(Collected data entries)
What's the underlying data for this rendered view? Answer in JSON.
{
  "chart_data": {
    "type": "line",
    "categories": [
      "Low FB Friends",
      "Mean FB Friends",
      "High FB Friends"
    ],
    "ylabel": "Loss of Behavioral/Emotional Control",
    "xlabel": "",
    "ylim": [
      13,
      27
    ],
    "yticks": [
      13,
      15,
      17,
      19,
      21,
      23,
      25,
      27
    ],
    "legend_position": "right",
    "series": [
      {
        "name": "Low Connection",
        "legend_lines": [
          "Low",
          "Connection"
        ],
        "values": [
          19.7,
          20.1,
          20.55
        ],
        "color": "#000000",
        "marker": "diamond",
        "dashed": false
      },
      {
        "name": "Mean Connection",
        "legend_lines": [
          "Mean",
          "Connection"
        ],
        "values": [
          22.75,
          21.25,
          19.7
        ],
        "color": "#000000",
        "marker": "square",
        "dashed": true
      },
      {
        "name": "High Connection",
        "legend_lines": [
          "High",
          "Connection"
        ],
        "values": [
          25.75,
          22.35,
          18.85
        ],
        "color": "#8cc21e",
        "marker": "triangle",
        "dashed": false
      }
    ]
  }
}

Given problem → Determine how many lines of the listing above include the word "marker", and report that number only.

Correct result → 3